• [Exercise]
Write out every line below that includes the word "goober".

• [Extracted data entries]

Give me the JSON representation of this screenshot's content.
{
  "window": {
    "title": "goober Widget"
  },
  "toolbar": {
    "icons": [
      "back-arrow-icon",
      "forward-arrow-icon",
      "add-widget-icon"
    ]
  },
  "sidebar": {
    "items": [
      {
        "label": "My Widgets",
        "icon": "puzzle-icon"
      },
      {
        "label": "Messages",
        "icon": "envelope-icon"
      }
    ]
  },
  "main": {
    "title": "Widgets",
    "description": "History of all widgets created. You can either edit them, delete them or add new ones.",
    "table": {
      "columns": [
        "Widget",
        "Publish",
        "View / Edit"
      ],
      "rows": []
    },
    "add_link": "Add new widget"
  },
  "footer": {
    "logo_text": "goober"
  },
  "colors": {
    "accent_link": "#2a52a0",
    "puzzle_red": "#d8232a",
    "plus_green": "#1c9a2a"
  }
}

• [The response]
    "title": "goober Widget"
    "logo_text": "goober"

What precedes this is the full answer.